• Instructions for the task
Transcribe every entry below word for word, but skip the pictures.

• Extracted material
※ ※ ※

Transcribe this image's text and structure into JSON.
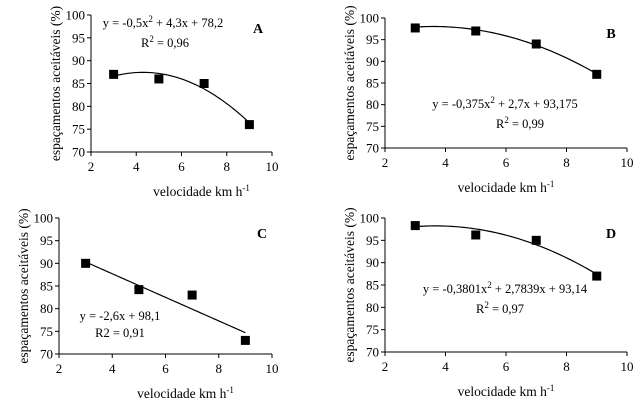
{
  "chart_data": [
    {
      "type": "scatter",
      "panel": "A",
      "ylabel": "espaçamentos aceitáveis (%)",
      "xlabel": "velocidade km h",
      "xlabel_sup": "-1",
      "xlim": [
        2,
        10
      ],
      "ylim": [
        70,
        100
      ],
      "xticks": [
        2,
        4,
        6,
        8,
        10
      ],
      "yticks": [
        70,
        75,
        80,
        85,
        90,
        95,
        100
      ],
      "x": [
        3,
        5,
        7,
        9
      ],
      "y": [
        87,
        86,
        85,
        76
      ],
      "fit": {
        "kind": "quadratic",
        "a": -0.5,
        "b": 4.3,
        "c": 78.2
      },
      "equation": {
        "pre": "y = -0,5x",
        "sup": "2",
        "post": " + 4,3x + 78,2"
      },
      "r2": {
        "pre": "R",
        "sup": "2",
        "post": " = 0,96"
      }
    },
    {
      "type": "scatter",
      "panel": "B",
      "ylabel": "espaçamentos aceitáveis (%)",
      "xlabel": "velocidade km h",
      "xlabel_sup": "-1",
      "xlim": [
        2,
        10
      ],
      "ylim": [
        70,
        100
      ],
      "xticks": [
        2,
        4,
        6,
        8,
        10
      ],
      "yticks": [
        70,
        75,
        80,
        85,
        90,
        95,
        100
      ],
      "x": [
        3,
        5,
        7,
        9
      ],
      "y": [
        97.7,
        97,
        94,
        87
      ],
      "fit": {
        "kind": "quadratic",
        "a": -0.375,
        "b": 2.7,
        "c": 93.175
      },
      "equation": {
        "pre": "y = -0,375x",
        "sup": "2",
        "post": " + 2,7x + 93,175"
      },
      "r2": {
        "pre": "R",
        "sup": "2",
        "post": " = 0,99"
      }
    },
    {
      "type": "scatter",
      "panel": "C",
      "ylabel": "espaçamentos aceitáveis (%)",
      "xlabel": "velocidade km h",
      "xlabel_sup": "-1",
      "xlim": [
        2,
        10
      ],
      "ylim": [
        70,
        100
      ],
      "xticks": [
        2,
        4,
        6,
        8,
        10
      ],
      "yticks": [
        70,
        75,
        80,
        85,
        90,
        95,
        100
      ],
      "x": [
        3,
        5,
        7,
        9
      ],
      "y": [
        90,
        84.2,
        83,
        73
      ],
      "fit": {
        "kind": "linear",
        "a": -2.6,
        "b": 98.1
      },
      "equation": {
        "pre": "y = -2,6x + 98,1",
        "sup": "",
        "post": ""
      },
      "r2": {
        "pre": "R2 = 0,91",
        "sup": "",
        "post": ""
      }
    },
    {
      "type": "scatter",
      "panel": "D",
      "ylabel": "espaçamentos aceitáveis (%)",
      "xlabel": "velocidade km h",
      "xlabel_sup": "-1",
      "xlim": [
        2,
        10
      ],
      "ylim": [
        70,
        100
      ],
      "xticks": [
        2,
        4,
        6,
        8,
        10
      ],
      "yticks": [
        70,
        75,
        80,
        85,
        90,
        95,
        100
      ],
      "x": [
        3,
        5,
        7,
        9
      ],
      "y": [
        98.3,
        96.2,
        95,
        87
      ],
      "fit": {
        "kind": "quadratic",
        "a": -0.3801,
        "b": 2.7839,
        "c": 93.14
      },
      "equation": {
        "pre": "y = -0,3801x",
        "sup": "2",
        "post": " + 2,7839x + 93,14"
      },
      "r2": {
        "pre": "R",
        "sup": "2",
        "post": " = 0,97"
      }
    }
  ]
}
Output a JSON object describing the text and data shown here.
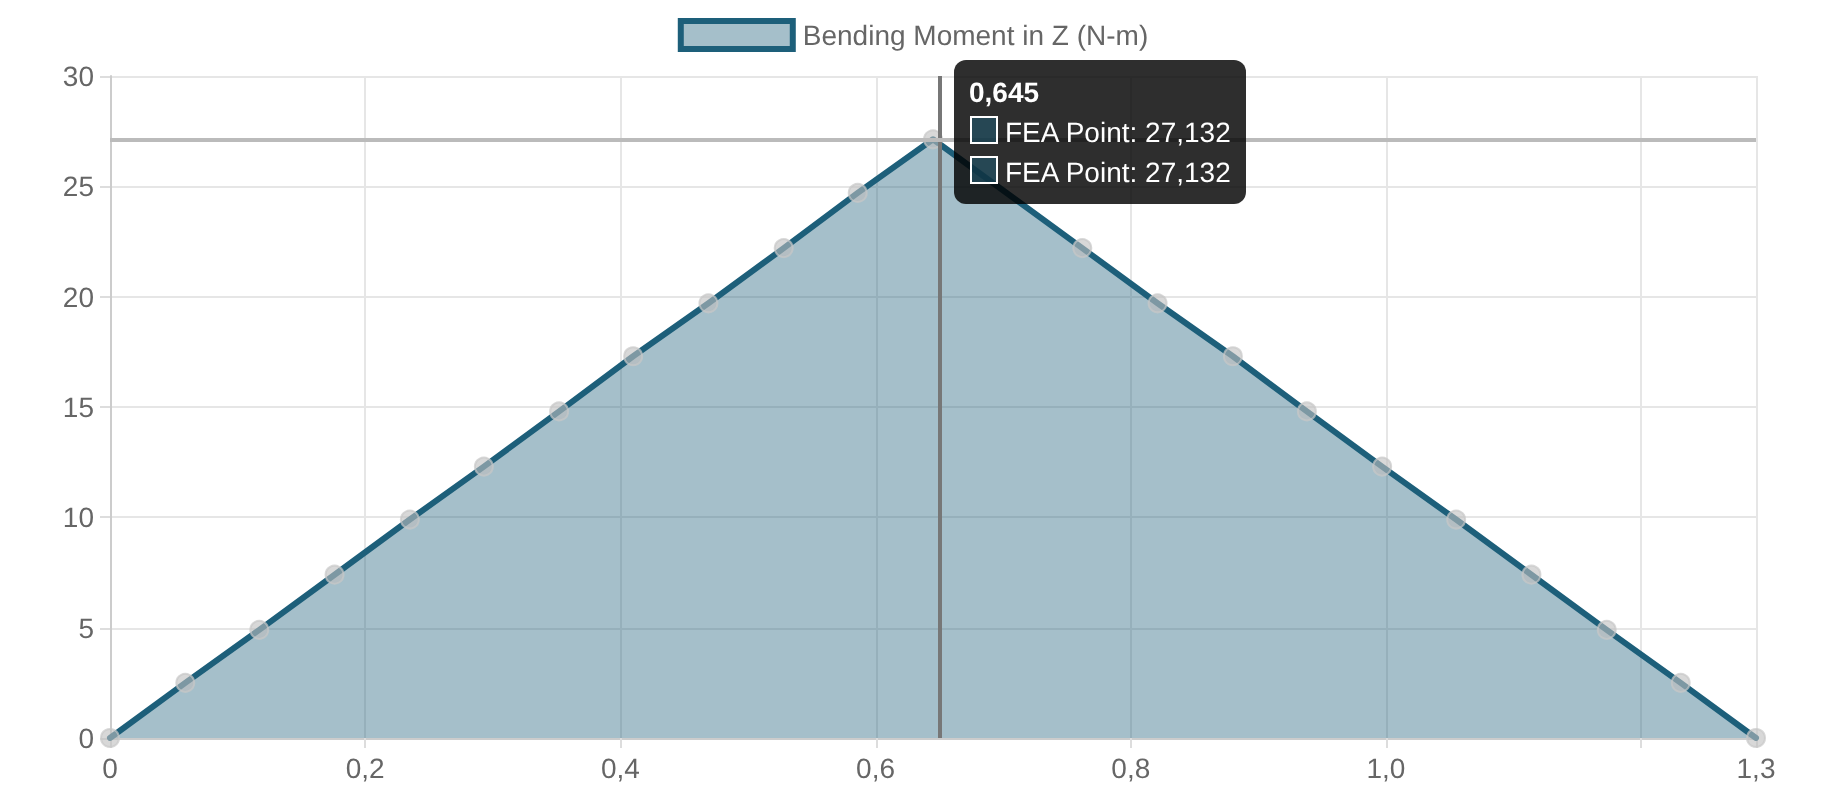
{
  "chart_data": {
    "type": "area",
    "x": [
      0,
      0.059,
      0.117,
      0.176,
      0.235,
      0.293,
      0.352,
      0.41,
      0.469,
      0.528,
      0.586,
      0.645,
      0.704,
      0.762,
      0.821,
      0.88,
      0.938,
      0.997,
      1.055,
      1.114,
      1.173,
      1.231,
      1.29
    ],
    "series": [
      {
        "name": "Bending Moment in Z (N-m)",
        "color": "#1d5f7a",
        "values": [
          0,
          2.5,
          4.9,
          7.4,
          9.9,
          12.3,
          14.8,
          17.3,
          19.7,
          22.2,
          24.7,
          27.132,
          null,
          22.2,
          19.7,
          17.3,
          14.8,
          12.3,
          9.9,
          7.4,
          4.9,
          2.5,
          0
        ]
      }
    ],
    "xlim": [
      0,
      1.29
    ],
    "xticks": [
      0,
      {
        "value": 0.2,
        "label": "0,2"
      },
      {
        "value": 0.4,
        "label": "0,4"
      },
      {
        "value": 0.6,
        "label": "0,6"
      },
      {
        "value": 0.8,
        "label": "0,8"
      },
      {
        "value": 1.0,
        "label": "1,0"
      },
      {
        "value": 1.2,
        "label": null
      },
      {
        "value": 1.29,
        "label": "1,3"
      }
    ],
    "ylim": [
      0,
      30
    ],
    "yticks": [
      0,
      5,
      10,
      15,
      20,
      25,
      30
    ],
    "grid": true,
    "legend": "top",
    "marker": "circle",
    "line_style": "solid",
    "ref_lines": [
      {
        "axis": "x",
        "value": 0.645,
        "color": "#777777"
      },
      {
        "axis": "y",
        "value": 27.132,
        "color": "#bbbbbb"
      }
    ],
    "annotations": [
      {
        "text": "0,645",
        "x": 0.645,
        "y": 27.132
      },
      "FEA Point: 27,132",
      "FEA Point: 27,132"
    ]
  }
}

※ ※ ※

• Finished exercise
Transcribe this image's text and structure into JSON.
{
  "chart_data": [
    {
      "type": "scatter",
      "panel": "A",
      "ylabel": "espaçamentos aceitáveis (%)",
      "xlabel": "velocidade km h",
      "xlabel_sup": "-1",
      "xlim": [
        2,
        10
      ],
      "ylim": [
        70,
        100
      ],
      "xticks": [
        2,
        4,
        6,
        8,
        10
      ],
      "yticks": [
        70,
        75,
        80,
        85,
        90,
        95,
        100
      ],
      "x": [
        3,
        5,
        7,
        9
      ],
      "y": [
        87,
        86,
        85,
        76
      ],
      "fit": {
        "kind": "quadratic",
        "a": -0.5,
        "b": 4.3,
        "c": 78.2
      },
      "equation": {
        "pre": "y = -0,5x",
        "sup": "2",
        "post": " + 4,3x + 78,2"
      },
      "r2": {
        "pre": "R",
        "sup": "2",
        "post": " = 0,96"
      }
    },
    {
      "type": "scatter",
      "panel": "B",
      "ylabel": "espaçamentos aceitáveis (%)",
      "xlabel": "velocidade km h",
      "xlabel_sup": "-1",
      "xlim": [
        2,
        10
      ],
      "ylim": [
        70,
        100
      ],
      "xticks": [
        2,
        4,
        6,
        8,
        10
      ],
      "yticks": [
        70,
        75,
        80,
        85,
        90,
        95,
        100
      ],
      "x": [
        3,
        5,
        7,
        9
      ],
      "y": [
        97.7,
        97,
        94,
        87
      ],
      "fit": {
        "kind": "quadratic",
        "a": -0.375,
        "b": 2.7,
        "c": 93.175
      },
      "equation": {
        "pre": "y = -0,375x",
        "sup": "2",
        "post": " + 2,7x + 93,175"
      },
      "r2": {
        "pre": "R",
        "sup": "2",
        "post": " = 0,99"
      }
    },
    {
      "type": "scatter",
      "panel": "C",
      "ylabel": "espaçamentos aceitáveis (%)",
      "xlabel": "velocidade km h",
      "xlabel_sup": "-1",
      "xlim": [
        2,
        10
      ],
      "ylim": [
        70,
        100
      ],
      "xticks": [
        2,
        4,
        6,
        8,
        10
      ],
      "yticks": [
        70,
        75,
        80,
        85,
        90,
        95,
        100
      ],
      "x": [
        3,
        5,
        7,
        9
      ],
      "y": [
        90,
        84.2,
        83,
        73
      ],
      "fit": {
        "kind": "linear",
        "a": -2.6,
        "b": 98.1
      },
      "equation": {
        "pre": "y = -2,6x + 98,1",
        "sup": "",
        "post": ""
      },
      "r2": {
        "pre": "R2 = 0,91",
        "sup": "",
        "post": ""
      }
    },
    {
      "type": "scatter",
      "panel": "D",
      "ylabel": "espaçamentos aceitáveis (%)",
      "xlabel": "velocidade km h",
      "xlabel_sup": "-1",
      "xlim": [
        2,
        10
      ],
      "ylim": [
        70,
        100
      ],
      "xticks": [
        2,
        4,
        6,
        8,
        10
      ],
      "yticks": [
        70,
        75,
        80,
        85,
        90,
        95,
        100
      ],
      "x": [
        3,
        5,
        7,
        9
      ],
      "y": [
        98.3,
        96.2,
        95,
        87
      ],
      "fit": {
        "kind": "quadratic",
        "a": -0.3801,
        "b": 2.7839,
        "c": 93.14
      },
      "equation": {
        "pre": "y = -0,3801x",
        "sup": "2",
        "post": " + 2,7839x + 93,14"
      },
      "r2": {
        "pre": "R",
        "sup": "2",
        "post": " = 0,97"
      }
    }
  ]
}
Output a JSON object describing the text and data shown here.
{
  "chart_data": {
    "type": "area",
    "x": [
      0,
      0.059,
      0.117,
      0.176,
      0.235,
      0.293,
      0.352,
      0.41,
      0.469,
      0.528,
      0.586,
      0.645,
      0.704,
      0.762,
      0.821,
      0.88,
      0.938,
      0.997,
      1.055,
      1.114,
      1.173,
      1.231,
      1.29
    ],
    "series": [
      {
        "name": "Bending Moment in Z (N-m)",
        "color": "#1d5f7a",
        "values": [
          0,
          2.5,
          4.9,
          7.4,
          9.9,
          12.3,
          14.8,
          17.3,
          19.7,
          22.2,
          24.7,
          27.132,
          null,
          22.2,
          19.7,
          17.3,
          14.8,
          12.3,
          9.9,
          7.4,
          4.9,
          2.5,
          0
        ]
      }
    ],
    "xlim": [
      0,
      1.29
    ],
    "xticks": [
      0,
      {
        "value": 0.2,
        "label": "0,2"
      },
      {
        "value": 0.4,
        "label": "0,4"
      },
      {
        "value": 0.6,
        "label": "0,6"
      },
      {
        "value": 0.8,
        "label": "0,8"
      },
      {
        "value": 1.0,
        "label": "1,0"
      },
      {
        "value": 1.2,
        "label": null
      },
      {
        "value": 1.29,
        "label": "1,3"
      }
    ],
    "ylim": [
      0,
      30
    ],
    "yticks": [
      0,
      5,
      10,
      15,
      20,
      25,
      30
    ],
    "grid": true,
    "legend": "top",
    "marker": "circle",
    "line_style": "solid",
    "ref_lines": [
      {
        "axis": "x",
        "value": 0.645,
        "color": "#777777"
      },
      {
        "axis": "y",
        "value": 27.132,
        "color": "#bbbbbb"
      }
    ],
    "annotations": [
      {
        "text": "0,645",
        "x": 0.645,
        "y": 27.132
      },
      "FEA Point: 27,132",
      "FEA Point: 27,132"
    ]
  }
}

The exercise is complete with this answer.